Dataset content:

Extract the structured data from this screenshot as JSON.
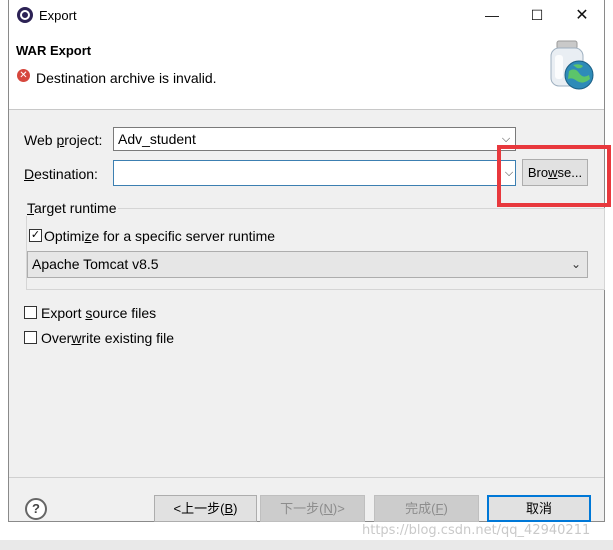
{
  "window": {
    "title": "Export",
    "minimize_glyph": "—",
    "maximize_glyph": "☐",
    "close_glyph": "✕"
  },
  "header": {
    "title": "WAR Export",
    "message": "Destination archive is invalid.",
    "error_icon_glyph": "✕",
    "message_icon": "error-icon",
    "banner_icon": "war-export-jar-globe-icon"
  },
  "form": {
    "web_project": {
      "label_pre": "Web ",
      "label_ul": "p",
      "label_post": "roject:",
      "value": "Adv_student"
    },
    "destination": {
      "label_ul": "D",
      "label_post": "estination:",
      "value": ""
    },
    "browse_button": {
      "pre": "Bro",
      "ul": "w",
      "post": "se..."
    }
  },
  "runtime_group": {
    "title_ul": "T",
    "title_post": "arget runtime",
    "optimize": {
      "checked": true,
      "pre": "Optimi",
      "ul": "z",
      "post": "e for a specific server runtime"
    },
    "server_runtime": "Apache Tomcat v8.5"
  },
  "options": {
    "export_source": {
      "checked": false,
      "pre": "Export ",
      "ul": "s",
      "post": "ource files"
    },
    "overwrite": {
      "checked": false,
      "pre": "Over",
      "ul": "w",
      "post": "rite existing file"
    }
  },
  "buttons": {
    "back": {
      "pre": "<上一步(",
      "ul": "B",
      "post": ")"
    },
    "next": {
      "pre": "下一步(",
      "ul": "N",
      "post": ")>"
    },
    "finish": {
      "pre": "完成(",
      "ul": "F",
      "post": ")"
    },
    "cancel": "取消"
  },
  "help_glyph": "?",
  "watermark": "https://blog.csdn.net/qq_42940211",
  "colors": {
    "dialog_bg": "#f0f0f0",
    "highlight_box": "#e8383d",
    "error_icon": "#d6473d",
    "focus_border": "#3c7fb1",
    "default_button_border": "#0078d7"
  }
}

Given instruction:
Print the complete listing exactly as it stands, without its pictures.

Answer in full:
Extract the structured data from this screenshot as JSON.
{
  "window": {
    "title": "Export",
    "minimize_glyph": "—",
    "maximize_glyph": "☐",
    "close_glyph": "✕"
  },
  "header": {
    "title": "WAR Export",
    "message": "Destination archive is invalid.",
    "error_icon_glyph": "✕",
    "message_icon": "error-icon",
    "banner_icon": "war-export-jar-globe-icon"
  },
  "form": {
    "web_project": {
      "label_pre": "Web ",
      "label_ul": "p",
      "label_post": "roject:",
      "value": "Adv_student"
    },
    "destination": {
      "label_ul": "D",
      "label_post": "estination:",
      "value": ""
    },
    "browse_button": {
      "pre": "Bro",
      "ul": "w",
      "post": "se..."
    }
  },
  "runtime_group": {
    "title_ul": "T",
    "title_post": "arget runtime",
    "optimize": {
      "checked": true,
      "pre": "Optimi",
      "ul": "z",
      "post": "e for a specific server runtime"
    },
    "server_runtime": "Apache Tomcat v8.5"
  },
  "options": {
    "export_source": {
      "checked": false,
      "pre": "Export ",
      "ul": "s",
      "post": "ource files"
    },
    "overwrite": {
      "checked": false,
      "pre": "Over",
      "ul": "w",
      "post": "rite existing file"
    }
  },
  "buttons": {
    "back": {
      "pre": "<上一步(",
      "ul": "B",
      "post": ")"
    },
    "next": {
      "pre": "下一步(",
      "ul": "N",
      "post": ")>"
    },
    "finish": {
      "pre": "完成(",
      "ul": "F",
      "post": ")"
    },
    "cancel": "取消"
  },
  "help_glyph": "?",
  "watermark": "https://blog.csdn.net/qq_42940211",
  "colors": {
    "dialog_bg": "#f0f0f0",
    "highlight_box": "#e8383d",
    "error_icon": "#d6473d",
    "focus_border": "#3c7fb1",
    "default_button_border": "#0078d7"
  }
}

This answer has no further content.